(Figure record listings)
┄┄┄┄┄┄┄┄┄┄┄┄┄┄┄┄┄┄┄┄
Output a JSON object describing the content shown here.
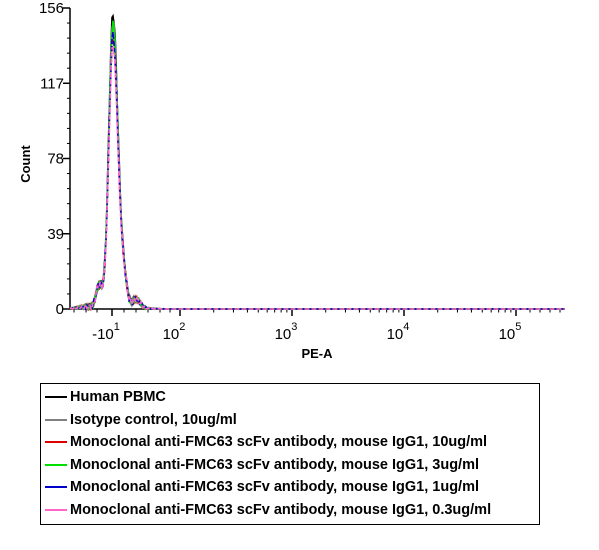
{
  "chart_data": {
    "type": "line",
    "xlabel": "PE-A",
    "ylabel": "Count",
    "x_scale": "biexponential",
    "x_tick_labels": [
      {
        "base": "-10",
        "exp": "1"
      },
      {
        "base": "10",
        "exp": "2"
      },
      {
        "base": "10",
        "exp": "3"
      },
      {
        "base": "10",
        "exp": "4"
      },
      {
        "base": "10",
        "exp": "5"
      }
    ],
    "y_ticks": [
      0,
      39,
      78,
      117,
      156
    ],
    "ylim": [
      0,
      156
    ],
    "grid": false,
    "legend_position": "bottom",
    "series": [
      {
        "name": "Human PBMC",
        "color": "#000000",
        "style": "solid",
        "peak": 153
      },
      {
        "name": "Isotype control, 10ug/ml",
        "color": "#808080",
        "style": "solid",
        "peak": 150
      },
      {
        "name": "Monoclonal anti-FMC63 scFv antibody, mouse IgG1, 10ug/ml",
        "color": "#e00000",
        "style": "dashed",
        "peak": 140
      },
      {
        "name": "Monoclonal anti-FMC63 scFv antibody, mouse IgG1, 3ug/ml",
        "color": "#00e000",
        "style": "solid",
        "peak": 147
      },
      {
        "name": "Monoclonal anti-FMC63 scFv antibody, mouse IgG1, 1ug/ml",
        "color": "#0000cc",
        "style": "dashed",
        "peak": 142
      },
      {
        "name": "Monoclonal anti-FMC63 scFv antibody, mouse IgG1, 0.3ug/ml",
        "color": "#ff66cc",
        "style": "dashed",
        "peak": 137
      }
    ]
  }
}
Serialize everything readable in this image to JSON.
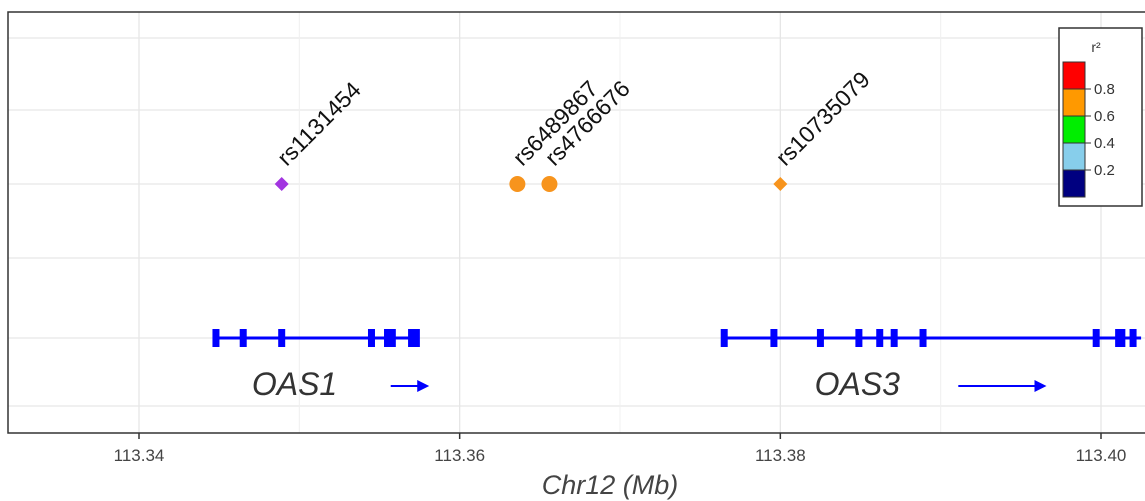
┄┄┄┄┄┄┄┄┄┄┄┄┄┄┄┄┄┄┄┄
Work order: Copy the entries precisely, images excluded.

Result for this task:
Output a JSON object describing the content shown here.
{
  "chart_data": {
    "type": "line",
    "xlabel": "PE-A",
    "ylabel": "Count",
    "x_scale": "biexponential",
    "x_tick_labels": [
      {
        "base": "-10",
        "exp": "1"
      },
      {
        "base": "10",
        "exp": "2"
      },
      {
        "base": "10",
        "exp": "3"
      },
      {
        "base": "10",
        "exp": "4"
      },
      {
        "base": "10",
        "exp": "5"
      }
    ],
    "y_ticks": [
      0,
      39,
      78,
      117,
      156
    ],
    "ylim": [
      0,
      156
    ],
    "grid": false,
    "legend_position": "bottom",
    "series": [
      {
        "name": "Human PBMC",
        "color": "#000000",
        "style": "solid",
        "peak": 153
      },
      {
        "name": "Isotype control, 10ug/ml",
        "color": "#808080",
        "style": "solid",
        "peak": 150
      },
      {
        "name": "Monoclonal anti-FMC63 scFv antibody, mouse IgG1, 10ug/ml",
        "color": "#e00000",
        "style": "dashed",
        "peak": 140
      },
      {
        "name": "Monoclonal anti-FMC63 scFv antibody, mouse IgG1, 3ug/ml",
        "color": "#00e000",
        "style": "solid",
        "peak": 147
      },
      {
        "name": "Monoclonal anti-FMC63 scFv antibody, mouse IgG1, 1ug/ml",
        "color": "#0000cc",
        "style": "dashed",
        "peak": 142
      },
      {
        "name": "Monoclonal anti-FMC63 scFv antibody, mouse IgG1, 0.3ug/ml",
        "color": "#ff66cc",
        "style": "dashed",
        "peak": 137
      }
    ]
  }
}
Serialize everything readable in this image to JSON.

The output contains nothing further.